═════ Listing

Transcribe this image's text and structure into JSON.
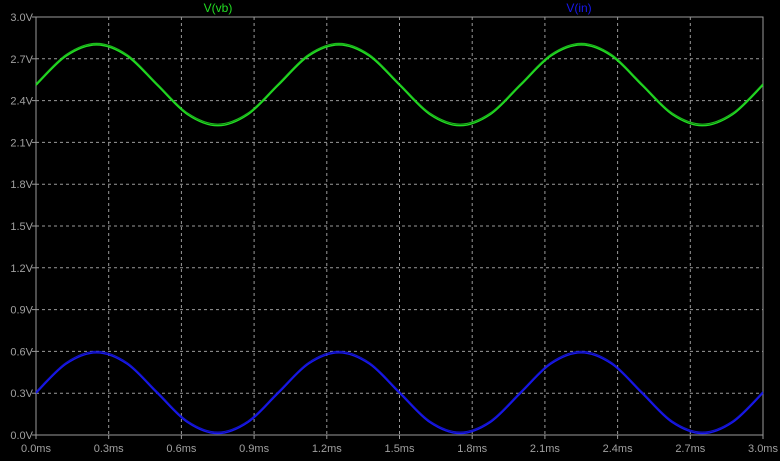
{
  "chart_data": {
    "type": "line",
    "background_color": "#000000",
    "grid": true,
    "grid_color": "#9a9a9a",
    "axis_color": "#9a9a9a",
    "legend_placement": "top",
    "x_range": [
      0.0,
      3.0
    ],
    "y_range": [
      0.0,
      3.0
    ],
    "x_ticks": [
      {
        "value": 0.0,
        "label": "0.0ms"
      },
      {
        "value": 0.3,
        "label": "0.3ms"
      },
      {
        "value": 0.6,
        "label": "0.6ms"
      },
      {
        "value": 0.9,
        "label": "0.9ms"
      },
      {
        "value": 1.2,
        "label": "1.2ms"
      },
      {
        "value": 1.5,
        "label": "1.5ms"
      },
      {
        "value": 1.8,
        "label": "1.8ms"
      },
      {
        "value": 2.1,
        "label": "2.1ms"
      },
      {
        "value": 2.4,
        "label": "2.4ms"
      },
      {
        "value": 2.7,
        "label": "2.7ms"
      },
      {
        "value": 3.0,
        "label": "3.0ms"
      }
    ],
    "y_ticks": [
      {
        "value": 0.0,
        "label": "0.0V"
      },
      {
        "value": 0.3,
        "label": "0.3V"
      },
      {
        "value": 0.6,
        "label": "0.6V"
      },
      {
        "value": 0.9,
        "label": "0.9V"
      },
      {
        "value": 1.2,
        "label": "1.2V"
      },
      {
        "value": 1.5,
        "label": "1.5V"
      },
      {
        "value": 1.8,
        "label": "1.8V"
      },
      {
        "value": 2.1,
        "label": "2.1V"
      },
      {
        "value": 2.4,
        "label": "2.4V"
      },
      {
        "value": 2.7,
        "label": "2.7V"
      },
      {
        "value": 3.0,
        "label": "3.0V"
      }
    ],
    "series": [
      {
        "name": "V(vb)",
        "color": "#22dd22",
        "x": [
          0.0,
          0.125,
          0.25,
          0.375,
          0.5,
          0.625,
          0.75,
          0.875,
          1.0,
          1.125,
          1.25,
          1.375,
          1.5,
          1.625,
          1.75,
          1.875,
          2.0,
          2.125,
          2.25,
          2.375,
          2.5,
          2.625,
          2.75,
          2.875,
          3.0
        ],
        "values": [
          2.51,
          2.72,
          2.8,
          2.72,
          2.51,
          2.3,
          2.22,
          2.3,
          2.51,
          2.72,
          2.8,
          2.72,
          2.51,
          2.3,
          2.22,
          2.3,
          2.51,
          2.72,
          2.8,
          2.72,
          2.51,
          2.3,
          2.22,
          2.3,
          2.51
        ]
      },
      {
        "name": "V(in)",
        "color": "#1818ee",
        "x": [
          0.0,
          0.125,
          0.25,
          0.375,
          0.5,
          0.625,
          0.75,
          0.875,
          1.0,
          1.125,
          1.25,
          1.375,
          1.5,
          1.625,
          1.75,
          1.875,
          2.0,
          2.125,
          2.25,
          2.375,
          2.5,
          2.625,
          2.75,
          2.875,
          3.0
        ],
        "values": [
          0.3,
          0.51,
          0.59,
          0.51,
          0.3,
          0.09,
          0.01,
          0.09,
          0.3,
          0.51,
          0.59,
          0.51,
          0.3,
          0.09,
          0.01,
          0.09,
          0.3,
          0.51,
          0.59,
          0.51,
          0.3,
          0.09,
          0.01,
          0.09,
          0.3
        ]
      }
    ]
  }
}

══════════
═════ Listing

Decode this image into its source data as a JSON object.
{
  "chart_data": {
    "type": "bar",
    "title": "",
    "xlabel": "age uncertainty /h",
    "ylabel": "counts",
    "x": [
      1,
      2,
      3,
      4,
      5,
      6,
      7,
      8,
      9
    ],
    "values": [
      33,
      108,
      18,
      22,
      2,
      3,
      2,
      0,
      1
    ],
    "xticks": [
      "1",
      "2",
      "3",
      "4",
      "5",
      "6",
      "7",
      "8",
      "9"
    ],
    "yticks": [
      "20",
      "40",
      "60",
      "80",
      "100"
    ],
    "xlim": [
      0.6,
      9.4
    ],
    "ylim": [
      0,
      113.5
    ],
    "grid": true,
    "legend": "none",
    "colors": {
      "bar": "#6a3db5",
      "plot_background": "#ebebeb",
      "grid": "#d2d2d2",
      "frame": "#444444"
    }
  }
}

══════════
═════ Listing

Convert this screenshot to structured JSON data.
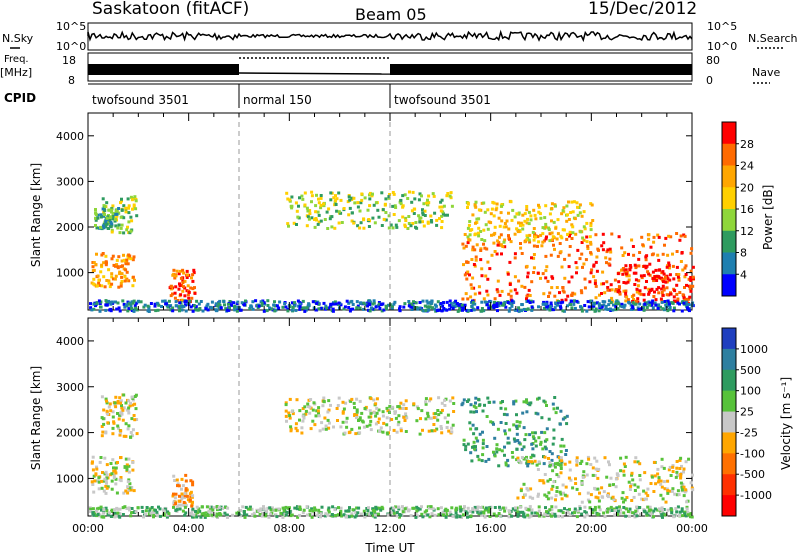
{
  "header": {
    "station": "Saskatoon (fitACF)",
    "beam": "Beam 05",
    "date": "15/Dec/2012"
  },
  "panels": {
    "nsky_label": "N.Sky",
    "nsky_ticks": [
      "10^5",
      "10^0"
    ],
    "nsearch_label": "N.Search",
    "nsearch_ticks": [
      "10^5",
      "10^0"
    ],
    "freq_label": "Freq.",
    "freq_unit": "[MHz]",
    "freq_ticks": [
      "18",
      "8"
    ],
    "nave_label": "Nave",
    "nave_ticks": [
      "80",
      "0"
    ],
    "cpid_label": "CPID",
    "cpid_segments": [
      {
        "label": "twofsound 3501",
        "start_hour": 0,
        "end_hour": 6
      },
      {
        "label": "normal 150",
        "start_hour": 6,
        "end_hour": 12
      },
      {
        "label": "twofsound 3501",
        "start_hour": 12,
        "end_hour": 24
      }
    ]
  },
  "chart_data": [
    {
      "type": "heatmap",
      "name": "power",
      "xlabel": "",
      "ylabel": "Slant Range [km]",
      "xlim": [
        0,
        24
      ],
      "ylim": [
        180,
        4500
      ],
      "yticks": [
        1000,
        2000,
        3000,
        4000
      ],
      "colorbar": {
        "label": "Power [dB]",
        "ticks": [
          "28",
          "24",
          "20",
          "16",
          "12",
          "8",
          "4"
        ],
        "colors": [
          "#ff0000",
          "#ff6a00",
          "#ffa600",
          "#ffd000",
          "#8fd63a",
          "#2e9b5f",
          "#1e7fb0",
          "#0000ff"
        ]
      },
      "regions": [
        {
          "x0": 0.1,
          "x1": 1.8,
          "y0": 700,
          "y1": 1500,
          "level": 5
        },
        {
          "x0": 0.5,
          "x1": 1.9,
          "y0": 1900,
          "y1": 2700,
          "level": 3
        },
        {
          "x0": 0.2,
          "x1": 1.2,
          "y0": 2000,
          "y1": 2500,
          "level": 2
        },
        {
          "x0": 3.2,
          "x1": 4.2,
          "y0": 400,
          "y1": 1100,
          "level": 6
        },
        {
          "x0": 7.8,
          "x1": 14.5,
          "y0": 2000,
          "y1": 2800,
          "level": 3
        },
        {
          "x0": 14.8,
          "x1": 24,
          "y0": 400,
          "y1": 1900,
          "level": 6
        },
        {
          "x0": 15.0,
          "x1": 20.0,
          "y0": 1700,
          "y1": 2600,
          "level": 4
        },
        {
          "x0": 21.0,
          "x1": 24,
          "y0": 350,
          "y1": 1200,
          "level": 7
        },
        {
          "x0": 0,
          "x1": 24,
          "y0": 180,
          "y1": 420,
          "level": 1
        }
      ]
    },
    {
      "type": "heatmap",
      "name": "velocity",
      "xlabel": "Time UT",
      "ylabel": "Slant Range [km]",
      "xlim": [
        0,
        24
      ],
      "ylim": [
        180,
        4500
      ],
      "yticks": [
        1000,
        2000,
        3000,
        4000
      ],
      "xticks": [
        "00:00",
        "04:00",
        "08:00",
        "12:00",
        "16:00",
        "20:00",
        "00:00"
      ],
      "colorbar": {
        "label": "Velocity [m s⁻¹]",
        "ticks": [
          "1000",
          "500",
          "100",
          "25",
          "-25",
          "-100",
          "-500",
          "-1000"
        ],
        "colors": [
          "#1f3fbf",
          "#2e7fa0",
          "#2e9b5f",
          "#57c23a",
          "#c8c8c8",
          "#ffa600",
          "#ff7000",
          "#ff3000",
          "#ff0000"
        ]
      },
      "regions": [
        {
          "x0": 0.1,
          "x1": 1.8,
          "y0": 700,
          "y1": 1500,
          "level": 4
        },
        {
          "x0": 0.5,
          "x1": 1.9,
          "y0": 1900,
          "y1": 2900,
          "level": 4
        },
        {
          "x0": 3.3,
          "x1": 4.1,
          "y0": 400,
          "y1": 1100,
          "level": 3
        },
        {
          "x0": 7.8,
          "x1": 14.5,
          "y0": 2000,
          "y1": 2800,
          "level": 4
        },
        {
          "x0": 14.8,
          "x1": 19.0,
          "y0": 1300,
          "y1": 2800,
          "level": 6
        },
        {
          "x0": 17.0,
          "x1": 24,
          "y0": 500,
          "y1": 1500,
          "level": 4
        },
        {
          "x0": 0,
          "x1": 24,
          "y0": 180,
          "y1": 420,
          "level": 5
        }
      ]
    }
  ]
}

══════════

What the task requires:
Filter the entries down to the lines with the word "image" in them.

Full output:
Transcribe this image's text and structure into JSON.
Decode this image into its source data as a JSON object.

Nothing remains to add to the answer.